**What the exercise asks:**
Retype all of the entries word for word.

┌────────

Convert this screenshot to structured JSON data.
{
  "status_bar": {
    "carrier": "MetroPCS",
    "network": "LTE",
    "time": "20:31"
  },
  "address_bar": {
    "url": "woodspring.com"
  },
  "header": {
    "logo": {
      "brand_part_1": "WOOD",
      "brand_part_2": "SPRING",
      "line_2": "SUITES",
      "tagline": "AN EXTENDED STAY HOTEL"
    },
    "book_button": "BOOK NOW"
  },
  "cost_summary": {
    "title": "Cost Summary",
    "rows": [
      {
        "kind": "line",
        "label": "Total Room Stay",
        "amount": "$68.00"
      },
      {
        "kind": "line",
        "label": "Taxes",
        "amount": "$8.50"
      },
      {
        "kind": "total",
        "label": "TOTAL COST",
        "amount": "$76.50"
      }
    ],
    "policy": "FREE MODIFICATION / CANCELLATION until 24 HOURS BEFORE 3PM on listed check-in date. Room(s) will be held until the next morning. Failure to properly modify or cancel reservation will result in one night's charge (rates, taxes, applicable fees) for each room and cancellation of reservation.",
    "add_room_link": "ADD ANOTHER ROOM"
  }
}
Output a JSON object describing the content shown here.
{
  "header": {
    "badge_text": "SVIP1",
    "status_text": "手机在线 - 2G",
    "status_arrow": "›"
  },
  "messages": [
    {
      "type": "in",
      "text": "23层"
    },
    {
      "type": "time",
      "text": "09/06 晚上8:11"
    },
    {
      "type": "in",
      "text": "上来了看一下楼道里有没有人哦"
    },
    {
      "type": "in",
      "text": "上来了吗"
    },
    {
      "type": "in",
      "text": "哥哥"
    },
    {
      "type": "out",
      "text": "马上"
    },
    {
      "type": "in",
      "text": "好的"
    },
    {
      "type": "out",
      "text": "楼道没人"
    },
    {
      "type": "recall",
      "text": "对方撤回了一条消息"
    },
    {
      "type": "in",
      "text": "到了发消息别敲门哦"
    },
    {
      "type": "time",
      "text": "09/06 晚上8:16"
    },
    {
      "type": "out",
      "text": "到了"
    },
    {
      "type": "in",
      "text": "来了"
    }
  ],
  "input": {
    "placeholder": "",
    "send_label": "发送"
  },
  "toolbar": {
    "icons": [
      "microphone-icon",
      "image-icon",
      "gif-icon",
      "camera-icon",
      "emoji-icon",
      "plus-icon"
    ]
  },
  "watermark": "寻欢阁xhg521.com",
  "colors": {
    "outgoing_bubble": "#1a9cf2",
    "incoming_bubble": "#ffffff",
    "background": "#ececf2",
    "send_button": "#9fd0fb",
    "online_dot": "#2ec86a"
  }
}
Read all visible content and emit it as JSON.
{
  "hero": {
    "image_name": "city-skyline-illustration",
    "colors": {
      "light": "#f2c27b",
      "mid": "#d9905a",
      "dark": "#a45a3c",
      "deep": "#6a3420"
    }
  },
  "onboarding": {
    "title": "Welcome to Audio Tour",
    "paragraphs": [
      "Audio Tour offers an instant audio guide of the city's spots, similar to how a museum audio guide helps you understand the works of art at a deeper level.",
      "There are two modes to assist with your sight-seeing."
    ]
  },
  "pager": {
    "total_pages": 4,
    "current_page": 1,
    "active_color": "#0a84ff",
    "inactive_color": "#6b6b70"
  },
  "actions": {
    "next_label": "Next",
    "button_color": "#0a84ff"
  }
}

└────────

**Response to the task:**
Convert this screenshot to structured JSON data.
{
  "status_bar": {
    "carrier": "MetroPCS",
    "network": "LTE",
    "time": "20:31"
  },
  "address_bar": {
    "url": "woodspring.com"
  },
  "header": {
    "logo": {
      "brand_part_1": "WOOD",
      "brand_part_2": "SPRING",
      "line_2": "SUITES",
      "tagline": "AN EXTENDED STAY HOTEL"
    },
    "book_button": "BOOK NOW"
  },
  "cost_summary": {
    "title": "Cost Summary",
    "rows": [
      {
        "kind": "line",
        "label": "Total Room Stay",
        "amount": "$68.00"
      },
      {
        "kind": "line",
        "label": "Taxes",
        "amount": "$8.50"
      },
      {
        "kind": "total",
        "label": "TOTAL COST",
        "amount": "$76.50"
      }
    ],
    "policy": "FREE MODIFICATION / CANCELLATION until 24 HOURS BEFORE 3PM on listed check-in date. Room(s) will be held until the next morning. Failure to properly modify or cancel reservation will result in one night's charge (rates, taxes, applicable fees) for each room and cancellation of reservation.",
    "add_room_link": "ADD ANOTHER ROOM"
  }
}
Output a JSON object describing the content shown here.
{
  "header": {
    "badge_text": "SVIP1",
    "status_text": "手机在线 - 2G",
    "status_arrow": "›"
  },
  "messages": [
    {
      "type": "in",
      "text": "23层"
    },
    {
      "type": "time",
      "text": "09/06 晚上8:11"
    },
    {
      "type": "in",
      "text": "上来了看一下楼道里有没有人哦"
    },
    {
      "type": "in",
      "text": "上来了吗"
    },
    {
      "type": "in",
      "text": "哥哥"
    },
    {
      "type": "out",
      "text": "马上"
    },
    {
      "type": "in",
      "text": "好的"
    },
    {
      "type": "out",
      "text": "楼道没人"
    },
    {
      "type": "recall",
      "text": "对方撤回了一条消息"
    },
    {
      "type": "in",
      "text": "到了发消息别敲门哦"
    },
    {
      "type": "time",
      "text": "09/06 晚上8:16"
    },
    {
      "type": "out",
      "text": "到了"
    },
    {
      "type": "in",
      "text": "来了"
    }
  ],
  "input": {
    "placeholder": "",
    "send_label": "发送"
  },
  "toolbar": {
    "icons": [
      "microphone-icon",
      "image-icon",
      "gif-icon",
      "camera-icon",
      "emoji-icon",
      "plus-icon"
    ]
  },
  "watermark": "寻欢阁xhg521.com",
  "colors": {
    "outgoing_bubble": "#1a9cf2",
    "incoming_bubble": "#ffffff",
    "background": "#ececf2",
    "send_button": "#9fd0fb",
    "online_dot": "#2ec86a"
  }
}
Read all visible content and emit it as JSON.
{
  "hero": {
    "image_name": "city-skyline-illustration",
    "colors": {
      "light": "#f2c27b",
      "mid": "#d9905a",
      "dark": "#a45a3c",
      "deep": "#6a3420"
    }
  },
  "onboarding": {
    "title": "Welcome to Audio Tour",
    "paragraphs": [
      "Audio Tour offers an instant audio guide of the city's spots, similar to how a museum audio guide helps you understand the works of art at a deeper level.",
      "There are two modes to assist with your sight-seeing."
    ]
  },
  "pager": {
    "total_pages": 4,
    "current_page": 1,
    "active_color": "#0a84ff",
    "inactive_color": "#6b6b70"
  },
  "actions": {
    "next_label": "Next",
    "button_color": "#0a84ff"
  }
}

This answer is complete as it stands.